** Start of PAGE EXCERPT **

Between June 1st – 3rd, Dungeons & Dragons is introducing a new adventure storyline to the franchise through the Stream of Many Eyes, a Los Angeles-based event that will be livestreamed on Twitch, featuring gameplay sessions with D&D streamers from popular tabletop shows including Adventure Zone, Dice, Camera, Action!, and Critical Role. And for the past month, Wizards of the Coast has been running an alternate reality game that bridges the gap between Wizards of the Coast’s Forgotten Realms and our own world with No Stone Unturned.

The alternate reality game kicked off on May 1st with a code hidden away at the bottom of the Stream of Many Eyes‘ announcement page on the Wizards of the Coast website.

Decoding the morse code revealed the hashtag #nostoneunturned, which had recently been used on Twitter by Kalesh Marivaldi under the Twitter handle @Immortal4tress. The next day, Marivaldi hijacked the official Dungeons & Dragons account to present fans with a challenge. According to Marivaldi, Elminster, one of Faerûn’s most powerful mages, sent a powerful stone to Earth along with a guardian to protect it. The guardian’s memories of his prior life were replaced with new ones, leaving him ignorant of both his true role and the nature of the artifact he protected. The Forgotten Realms had need of the stone, so Marivaldi charged Earth’s denizens with the task of finding the guardian, helping him reclaim his memories, and sending the stone back to its rightful home.

** End of PAGE EXCERPT **
** Start of PROVIDED DATA **

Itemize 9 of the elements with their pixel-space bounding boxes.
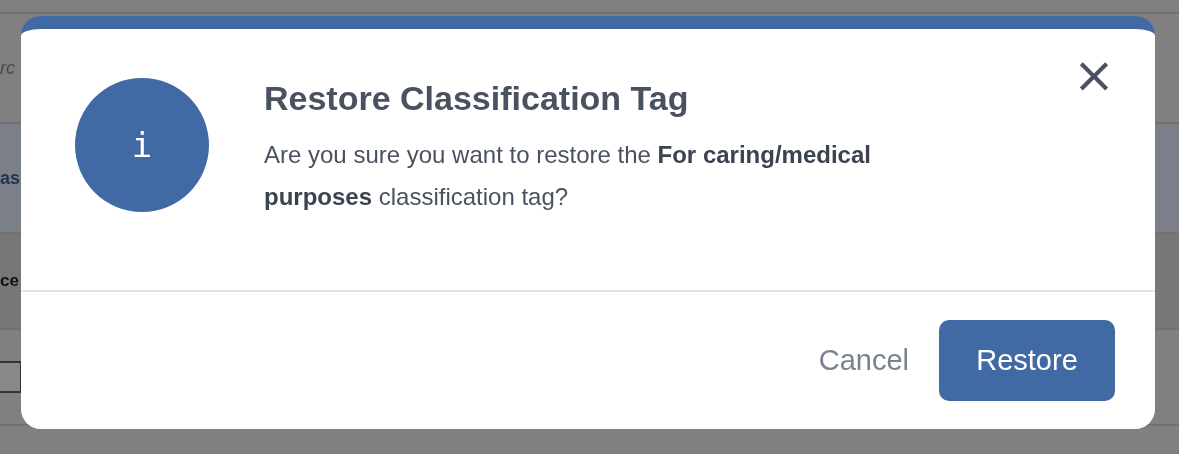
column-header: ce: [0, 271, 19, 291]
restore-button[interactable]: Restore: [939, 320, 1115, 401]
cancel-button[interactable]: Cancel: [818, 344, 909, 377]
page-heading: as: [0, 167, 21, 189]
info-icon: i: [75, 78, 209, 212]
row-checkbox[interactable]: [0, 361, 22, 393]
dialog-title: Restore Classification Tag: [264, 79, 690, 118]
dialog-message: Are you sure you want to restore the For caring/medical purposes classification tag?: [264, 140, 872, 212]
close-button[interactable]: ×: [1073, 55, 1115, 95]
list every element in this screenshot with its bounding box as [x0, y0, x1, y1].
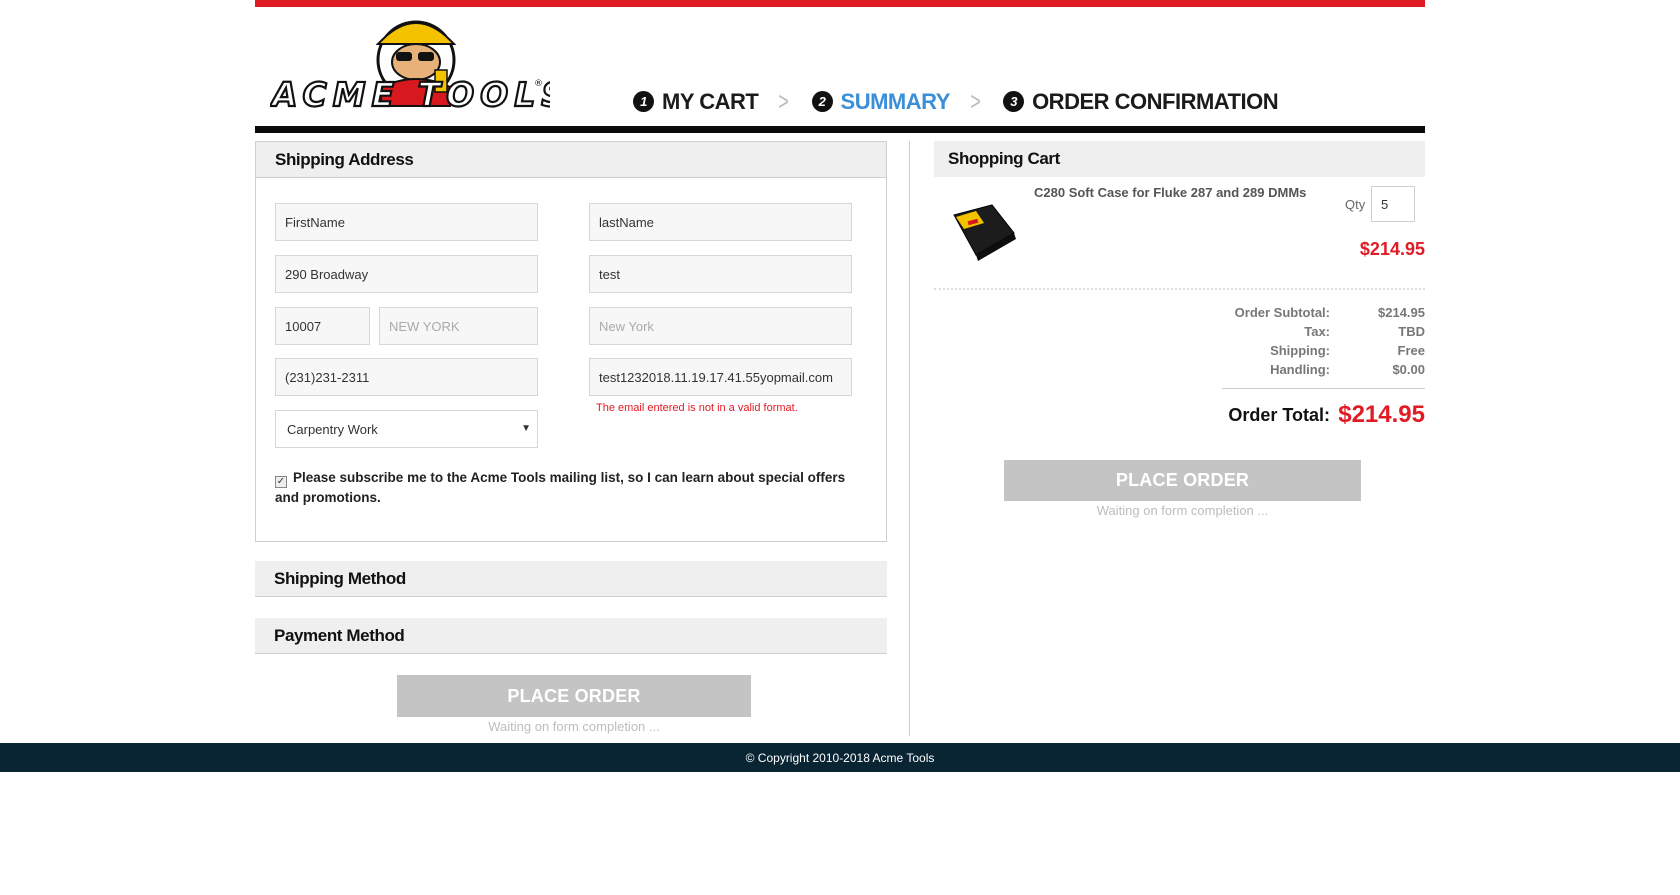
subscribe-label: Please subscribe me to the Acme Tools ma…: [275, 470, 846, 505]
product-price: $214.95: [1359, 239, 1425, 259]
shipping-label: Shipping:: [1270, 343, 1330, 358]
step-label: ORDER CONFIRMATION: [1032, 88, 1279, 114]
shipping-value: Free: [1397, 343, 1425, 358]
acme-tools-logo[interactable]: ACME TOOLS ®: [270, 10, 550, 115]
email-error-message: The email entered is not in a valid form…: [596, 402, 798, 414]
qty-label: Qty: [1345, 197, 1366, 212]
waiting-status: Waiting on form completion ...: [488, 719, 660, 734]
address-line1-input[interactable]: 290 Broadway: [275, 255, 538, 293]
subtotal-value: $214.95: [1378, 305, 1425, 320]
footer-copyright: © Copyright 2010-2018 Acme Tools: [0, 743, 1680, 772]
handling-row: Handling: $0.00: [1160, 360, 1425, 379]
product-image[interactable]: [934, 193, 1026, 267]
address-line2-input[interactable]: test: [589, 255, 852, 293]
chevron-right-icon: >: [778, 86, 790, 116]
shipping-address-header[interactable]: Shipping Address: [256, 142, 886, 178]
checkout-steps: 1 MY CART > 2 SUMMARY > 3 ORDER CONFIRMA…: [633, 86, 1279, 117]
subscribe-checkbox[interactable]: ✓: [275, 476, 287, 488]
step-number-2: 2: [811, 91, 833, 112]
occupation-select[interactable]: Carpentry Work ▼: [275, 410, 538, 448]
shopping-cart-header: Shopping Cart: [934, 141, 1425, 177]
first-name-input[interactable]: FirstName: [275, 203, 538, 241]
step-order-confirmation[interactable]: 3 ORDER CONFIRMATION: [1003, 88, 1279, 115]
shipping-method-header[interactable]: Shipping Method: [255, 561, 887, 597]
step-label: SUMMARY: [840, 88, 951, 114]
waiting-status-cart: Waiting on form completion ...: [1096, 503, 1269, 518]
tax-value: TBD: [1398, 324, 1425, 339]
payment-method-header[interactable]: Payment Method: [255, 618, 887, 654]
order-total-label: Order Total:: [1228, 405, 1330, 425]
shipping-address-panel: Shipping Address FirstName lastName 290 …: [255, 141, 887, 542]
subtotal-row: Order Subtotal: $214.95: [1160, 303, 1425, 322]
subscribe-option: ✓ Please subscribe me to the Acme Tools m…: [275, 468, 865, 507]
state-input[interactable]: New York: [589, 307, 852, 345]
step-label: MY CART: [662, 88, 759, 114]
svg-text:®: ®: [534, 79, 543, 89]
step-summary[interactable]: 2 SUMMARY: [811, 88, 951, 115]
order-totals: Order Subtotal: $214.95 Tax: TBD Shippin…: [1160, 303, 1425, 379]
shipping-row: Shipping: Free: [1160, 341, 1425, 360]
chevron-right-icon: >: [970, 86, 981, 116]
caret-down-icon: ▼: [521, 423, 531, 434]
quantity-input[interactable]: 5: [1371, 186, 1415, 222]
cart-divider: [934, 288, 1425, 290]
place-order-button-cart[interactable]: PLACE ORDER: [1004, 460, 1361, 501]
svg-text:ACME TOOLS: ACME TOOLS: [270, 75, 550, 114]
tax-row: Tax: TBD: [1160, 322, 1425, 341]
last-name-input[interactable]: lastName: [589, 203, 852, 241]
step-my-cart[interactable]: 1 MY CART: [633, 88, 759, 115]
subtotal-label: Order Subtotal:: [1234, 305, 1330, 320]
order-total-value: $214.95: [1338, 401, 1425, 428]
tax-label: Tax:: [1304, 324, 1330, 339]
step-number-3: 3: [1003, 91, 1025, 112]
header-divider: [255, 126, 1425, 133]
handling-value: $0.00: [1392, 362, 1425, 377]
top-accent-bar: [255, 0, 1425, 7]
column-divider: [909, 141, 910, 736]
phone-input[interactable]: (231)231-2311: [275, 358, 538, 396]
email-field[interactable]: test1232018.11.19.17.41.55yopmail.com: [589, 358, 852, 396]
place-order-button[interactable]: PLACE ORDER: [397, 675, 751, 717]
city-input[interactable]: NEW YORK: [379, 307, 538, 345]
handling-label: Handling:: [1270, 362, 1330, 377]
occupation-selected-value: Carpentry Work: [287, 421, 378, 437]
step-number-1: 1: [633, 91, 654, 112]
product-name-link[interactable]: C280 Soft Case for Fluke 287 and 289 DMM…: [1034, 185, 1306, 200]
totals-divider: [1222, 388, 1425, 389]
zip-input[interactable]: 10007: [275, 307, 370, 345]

** End of PROVIDED DATA **

## SET EXERCISE
Reproduce word for word the part of the Dungeons & Dragons article above that opens with the words "Between June 1st" and closes with "the Coast website.".

## SOLUTION FOR THIS TASK
Between June 1st – 3rd, Dungeons & Dragons is introducing a new adventure storyline to the franchise through the Stream of Many Eyes, a Los Angeles-based event that will be livestreamed on Twitch, featuring gameplay sessions with D&D streamers from popular tabletop shows including Adventure Zone, Dice, Camera, Action!, and Critical Role. And for the past month, Wizards of the Coast has been running an alternate reality game that bridges the gap between Wizards of the Coast’s Forgotten Realms and our own world with No Stone Unturned.

The alternate reality game kicked off on May 1st with a code hidden away at the bottom of the Stream of Many Eyes‘ announcement page on the Wizards of the Coast website.